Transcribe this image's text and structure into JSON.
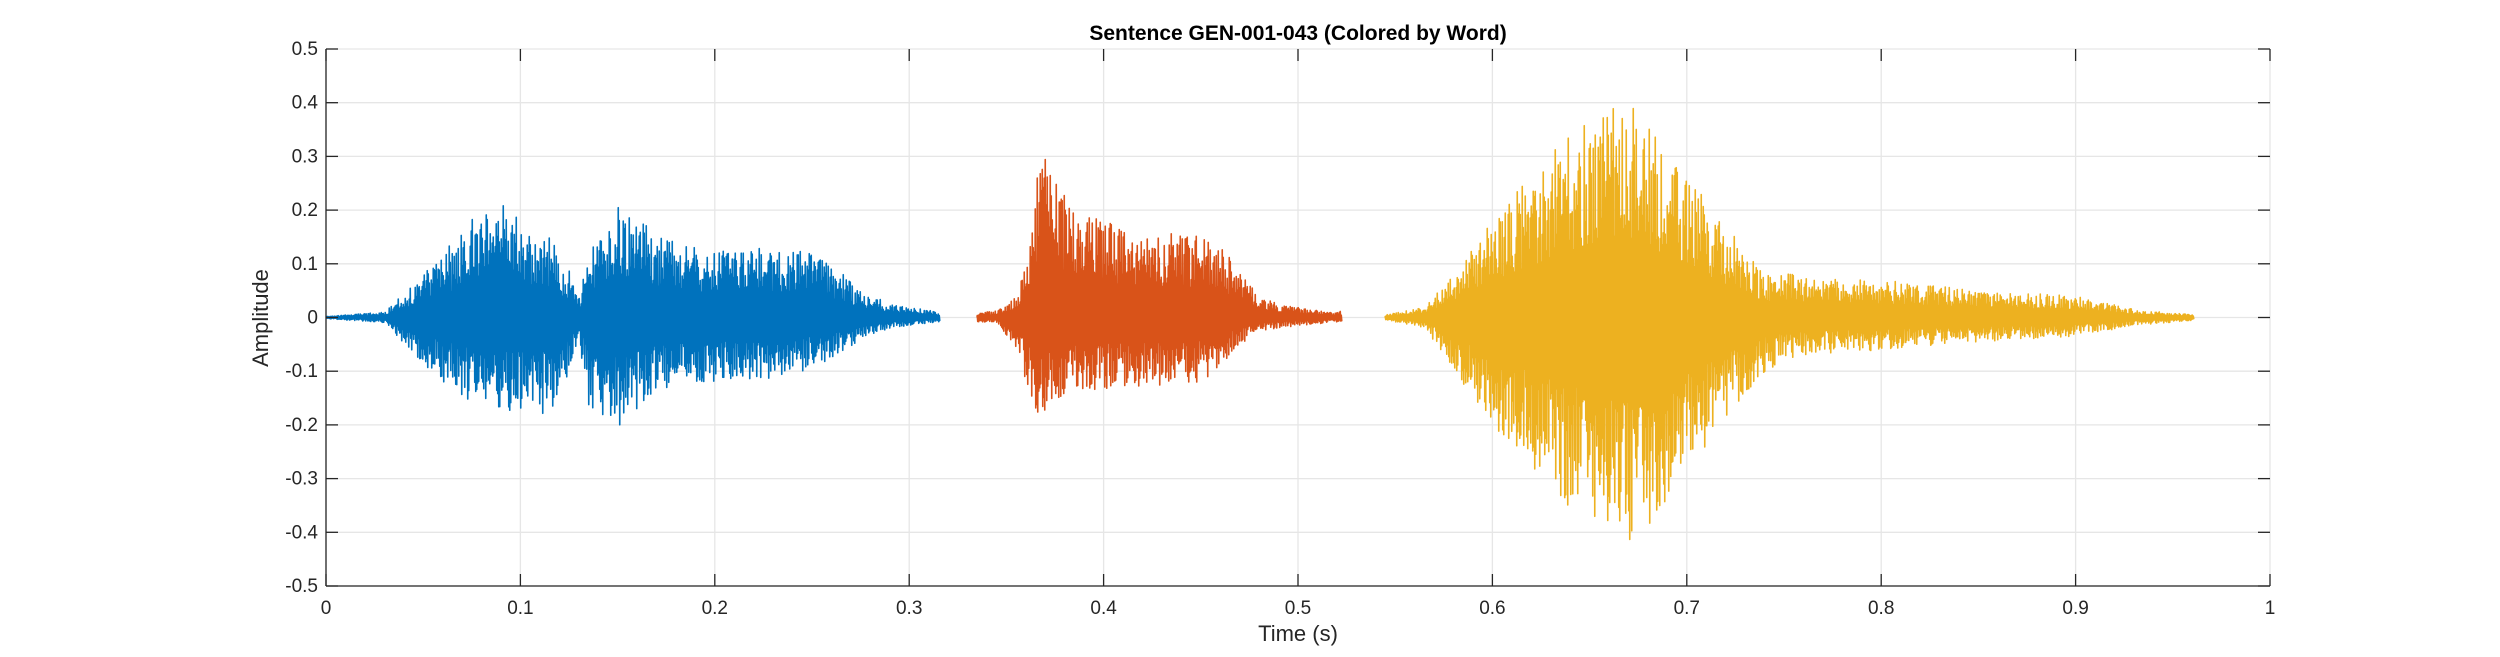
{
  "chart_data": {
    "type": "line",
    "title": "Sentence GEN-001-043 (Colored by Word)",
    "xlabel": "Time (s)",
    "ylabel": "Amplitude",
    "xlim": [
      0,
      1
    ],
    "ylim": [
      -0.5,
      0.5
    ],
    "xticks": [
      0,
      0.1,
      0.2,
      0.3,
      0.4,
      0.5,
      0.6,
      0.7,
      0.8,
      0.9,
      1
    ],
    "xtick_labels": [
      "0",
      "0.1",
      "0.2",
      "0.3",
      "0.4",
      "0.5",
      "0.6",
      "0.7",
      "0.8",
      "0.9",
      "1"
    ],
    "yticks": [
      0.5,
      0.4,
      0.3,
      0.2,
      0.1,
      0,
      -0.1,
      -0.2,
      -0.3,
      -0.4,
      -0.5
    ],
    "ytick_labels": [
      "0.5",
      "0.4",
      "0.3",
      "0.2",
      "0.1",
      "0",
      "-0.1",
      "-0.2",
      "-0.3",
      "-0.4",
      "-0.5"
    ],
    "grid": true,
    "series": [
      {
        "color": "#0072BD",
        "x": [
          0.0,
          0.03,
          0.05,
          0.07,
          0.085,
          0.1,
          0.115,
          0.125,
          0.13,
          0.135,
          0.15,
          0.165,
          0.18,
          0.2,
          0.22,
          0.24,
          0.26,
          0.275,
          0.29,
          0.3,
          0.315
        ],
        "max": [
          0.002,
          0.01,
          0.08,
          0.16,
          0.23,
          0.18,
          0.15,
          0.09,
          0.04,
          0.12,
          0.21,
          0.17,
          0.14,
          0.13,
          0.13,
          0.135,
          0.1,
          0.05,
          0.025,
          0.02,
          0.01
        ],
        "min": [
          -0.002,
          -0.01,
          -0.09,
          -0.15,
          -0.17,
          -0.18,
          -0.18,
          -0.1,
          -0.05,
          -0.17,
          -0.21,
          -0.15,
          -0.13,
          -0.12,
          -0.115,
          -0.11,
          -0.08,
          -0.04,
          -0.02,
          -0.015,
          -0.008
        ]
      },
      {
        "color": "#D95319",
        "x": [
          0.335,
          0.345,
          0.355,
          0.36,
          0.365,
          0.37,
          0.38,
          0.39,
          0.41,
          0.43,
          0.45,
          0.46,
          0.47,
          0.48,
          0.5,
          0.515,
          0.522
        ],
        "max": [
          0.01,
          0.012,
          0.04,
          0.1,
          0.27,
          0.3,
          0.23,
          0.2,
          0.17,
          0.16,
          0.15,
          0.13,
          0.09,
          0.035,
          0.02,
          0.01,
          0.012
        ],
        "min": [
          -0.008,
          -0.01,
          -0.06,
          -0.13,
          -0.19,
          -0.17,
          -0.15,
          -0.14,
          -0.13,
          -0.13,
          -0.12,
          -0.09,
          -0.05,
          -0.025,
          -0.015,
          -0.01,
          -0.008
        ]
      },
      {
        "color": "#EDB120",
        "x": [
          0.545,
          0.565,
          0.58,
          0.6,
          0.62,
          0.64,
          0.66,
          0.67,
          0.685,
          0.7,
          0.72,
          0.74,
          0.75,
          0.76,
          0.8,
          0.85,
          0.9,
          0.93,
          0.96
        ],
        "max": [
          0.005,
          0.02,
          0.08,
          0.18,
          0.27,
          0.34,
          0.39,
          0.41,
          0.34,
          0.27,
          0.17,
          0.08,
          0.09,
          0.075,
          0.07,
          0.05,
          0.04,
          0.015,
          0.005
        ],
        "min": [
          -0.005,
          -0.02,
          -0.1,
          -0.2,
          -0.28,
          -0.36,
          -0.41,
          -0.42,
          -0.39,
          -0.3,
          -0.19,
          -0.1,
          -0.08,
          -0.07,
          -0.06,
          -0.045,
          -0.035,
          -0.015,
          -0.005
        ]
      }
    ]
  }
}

┄┄┄┄┄┄┄┄┄┄┄┄┄┄┄┄┄┄┄┄

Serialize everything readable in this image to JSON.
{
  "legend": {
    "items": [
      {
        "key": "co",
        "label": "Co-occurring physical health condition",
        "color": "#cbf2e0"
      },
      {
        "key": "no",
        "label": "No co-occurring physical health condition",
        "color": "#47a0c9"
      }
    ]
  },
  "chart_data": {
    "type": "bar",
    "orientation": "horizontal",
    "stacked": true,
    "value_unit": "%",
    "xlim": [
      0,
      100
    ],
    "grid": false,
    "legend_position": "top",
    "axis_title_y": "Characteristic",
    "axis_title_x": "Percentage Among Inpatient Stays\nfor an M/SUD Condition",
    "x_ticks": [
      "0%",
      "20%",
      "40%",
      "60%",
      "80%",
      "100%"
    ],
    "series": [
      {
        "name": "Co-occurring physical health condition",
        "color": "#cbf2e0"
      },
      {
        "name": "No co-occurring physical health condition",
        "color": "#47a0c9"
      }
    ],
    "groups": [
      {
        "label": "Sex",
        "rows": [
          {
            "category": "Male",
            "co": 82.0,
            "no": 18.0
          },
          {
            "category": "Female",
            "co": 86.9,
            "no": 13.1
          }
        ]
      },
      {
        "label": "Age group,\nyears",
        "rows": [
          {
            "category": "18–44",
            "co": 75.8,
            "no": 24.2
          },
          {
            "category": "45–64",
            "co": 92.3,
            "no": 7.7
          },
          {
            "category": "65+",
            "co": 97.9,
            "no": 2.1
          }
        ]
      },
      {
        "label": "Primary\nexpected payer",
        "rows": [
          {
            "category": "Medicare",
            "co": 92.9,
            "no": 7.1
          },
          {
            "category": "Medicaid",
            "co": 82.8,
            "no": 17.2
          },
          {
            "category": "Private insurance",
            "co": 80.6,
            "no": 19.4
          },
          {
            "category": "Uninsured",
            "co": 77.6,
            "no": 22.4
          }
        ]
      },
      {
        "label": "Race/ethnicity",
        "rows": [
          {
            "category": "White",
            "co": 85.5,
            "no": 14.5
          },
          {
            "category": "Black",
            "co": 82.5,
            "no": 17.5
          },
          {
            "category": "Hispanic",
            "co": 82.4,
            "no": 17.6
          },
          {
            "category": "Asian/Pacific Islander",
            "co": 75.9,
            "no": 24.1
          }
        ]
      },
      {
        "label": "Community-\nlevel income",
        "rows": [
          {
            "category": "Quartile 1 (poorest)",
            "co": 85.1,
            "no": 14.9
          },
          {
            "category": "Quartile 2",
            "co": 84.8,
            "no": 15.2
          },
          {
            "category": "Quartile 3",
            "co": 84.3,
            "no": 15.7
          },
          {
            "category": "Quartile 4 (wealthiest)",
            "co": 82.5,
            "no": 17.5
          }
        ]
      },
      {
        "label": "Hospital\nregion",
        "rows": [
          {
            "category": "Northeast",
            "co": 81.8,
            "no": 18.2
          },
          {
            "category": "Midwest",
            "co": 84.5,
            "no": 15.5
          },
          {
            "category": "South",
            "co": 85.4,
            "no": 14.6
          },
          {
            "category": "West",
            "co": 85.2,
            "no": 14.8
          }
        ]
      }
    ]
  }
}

┄┄┄┄┄┄┄┄┄┄┄┄┄┄┄┄┄┄┄┄

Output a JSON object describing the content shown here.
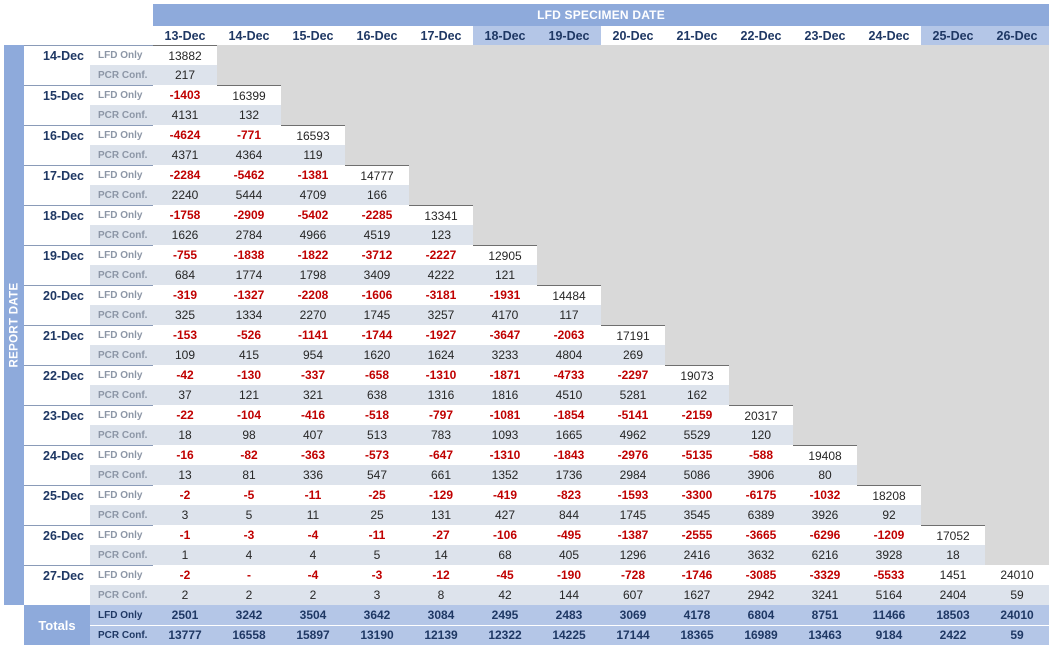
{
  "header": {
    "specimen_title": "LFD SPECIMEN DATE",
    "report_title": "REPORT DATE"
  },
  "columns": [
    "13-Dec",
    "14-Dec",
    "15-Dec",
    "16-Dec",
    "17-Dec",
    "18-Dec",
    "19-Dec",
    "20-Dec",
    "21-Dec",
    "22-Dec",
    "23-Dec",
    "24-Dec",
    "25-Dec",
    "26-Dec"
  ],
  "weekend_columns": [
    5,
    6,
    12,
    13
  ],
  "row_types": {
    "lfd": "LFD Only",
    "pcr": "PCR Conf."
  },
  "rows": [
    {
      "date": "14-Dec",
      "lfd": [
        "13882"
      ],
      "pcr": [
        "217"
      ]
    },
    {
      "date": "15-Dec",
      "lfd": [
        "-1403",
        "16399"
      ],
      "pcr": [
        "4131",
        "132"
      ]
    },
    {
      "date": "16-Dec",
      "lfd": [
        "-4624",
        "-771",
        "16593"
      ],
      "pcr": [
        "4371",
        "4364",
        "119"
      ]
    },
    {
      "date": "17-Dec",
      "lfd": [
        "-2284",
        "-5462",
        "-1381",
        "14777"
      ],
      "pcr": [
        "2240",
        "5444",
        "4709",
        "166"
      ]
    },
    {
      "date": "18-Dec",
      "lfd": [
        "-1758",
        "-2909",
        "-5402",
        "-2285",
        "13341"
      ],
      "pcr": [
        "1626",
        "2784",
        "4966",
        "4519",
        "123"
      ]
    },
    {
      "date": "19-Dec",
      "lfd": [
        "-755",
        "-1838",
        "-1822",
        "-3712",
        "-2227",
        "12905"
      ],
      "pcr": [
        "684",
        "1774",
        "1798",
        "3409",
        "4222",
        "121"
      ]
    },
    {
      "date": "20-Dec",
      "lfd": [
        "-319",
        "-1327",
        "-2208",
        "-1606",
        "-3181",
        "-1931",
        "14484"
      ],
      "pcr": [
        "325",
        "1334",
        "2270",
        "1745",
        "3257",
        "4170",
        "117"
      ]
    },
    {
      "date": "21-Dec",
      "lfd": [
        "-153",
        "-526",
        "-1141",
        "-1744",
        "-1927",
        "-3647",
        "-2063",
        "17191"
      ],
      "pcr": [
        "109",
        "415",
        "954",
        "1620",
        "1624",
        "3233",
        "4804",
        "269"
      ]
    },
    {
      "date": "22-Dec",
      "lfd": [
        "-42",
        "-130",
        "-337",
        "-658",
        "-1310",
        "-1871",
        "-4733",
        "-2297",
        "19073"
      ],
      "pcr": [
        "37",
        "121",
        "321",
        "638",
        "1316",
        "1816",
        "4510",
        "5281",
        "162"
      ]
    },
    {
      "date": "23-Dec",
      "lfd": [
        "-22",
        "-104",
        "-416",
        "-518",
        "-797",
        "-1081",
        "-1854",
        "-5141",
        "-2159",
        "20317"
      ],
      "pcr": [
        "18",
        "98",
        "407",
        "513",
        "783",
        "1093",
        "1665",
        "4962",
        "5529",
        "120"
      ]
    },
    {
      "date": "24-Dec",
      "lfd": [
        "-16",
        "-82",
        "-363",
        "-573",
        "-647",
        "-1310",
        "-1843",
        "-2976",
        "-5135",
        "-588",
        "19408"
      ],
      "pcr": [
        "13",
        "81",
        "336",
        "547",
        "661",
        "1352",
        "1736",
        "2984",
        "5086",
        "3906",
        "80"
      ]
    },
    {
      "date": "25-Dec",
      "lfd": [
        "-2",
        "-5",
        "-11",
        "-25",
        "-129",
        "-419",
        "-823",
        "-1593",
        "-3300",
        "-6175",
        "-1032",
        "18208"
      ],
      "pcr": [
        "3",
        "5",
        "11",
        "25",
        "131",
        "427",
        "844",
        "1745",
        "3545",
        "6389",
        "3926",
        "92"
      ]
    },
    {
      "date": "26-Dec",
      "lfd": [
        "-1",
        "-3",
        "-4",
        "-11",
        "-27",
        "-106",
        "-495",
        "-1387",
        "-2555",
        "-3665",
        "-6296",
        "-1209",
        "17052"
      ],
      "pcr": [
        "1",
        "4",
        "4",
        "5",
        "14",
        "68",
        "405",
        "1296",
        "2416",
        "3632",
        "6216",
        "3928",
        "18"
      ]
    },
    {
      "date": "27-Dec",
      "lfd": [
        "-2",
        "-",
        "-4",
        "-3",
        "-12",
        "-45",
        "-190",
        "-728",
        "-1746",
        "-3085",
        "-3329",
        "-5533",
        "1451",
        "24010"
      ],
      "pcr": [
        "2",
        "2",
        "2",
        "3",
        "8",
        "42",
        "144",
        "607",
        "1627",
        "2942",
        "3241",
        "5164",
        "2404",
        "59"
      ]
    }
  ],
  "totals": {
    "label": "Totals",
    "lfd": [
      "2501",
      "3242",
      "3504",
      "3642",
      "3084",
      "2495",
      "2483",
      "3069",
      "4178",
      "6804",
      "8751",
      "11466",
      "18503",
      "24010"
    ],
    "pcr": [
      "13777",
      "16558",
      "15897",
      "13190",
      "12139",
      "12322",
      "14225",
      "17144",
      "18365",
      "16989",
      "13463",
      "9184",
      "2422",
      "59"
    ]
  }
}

┄┄┄┄┄┄┄┄┄┄┄┄┄┄┄┄┄┄┄┄

Task statement: Copy out all lines where the word "occurring" appears.

Solution to the exercise:
        "label": "Co-occurring physical health condition",
        "label": "No co-occurring physical health condition",
        "name": "Co-occurring physical health condition",
        "name": "No co-occurring physical health condition",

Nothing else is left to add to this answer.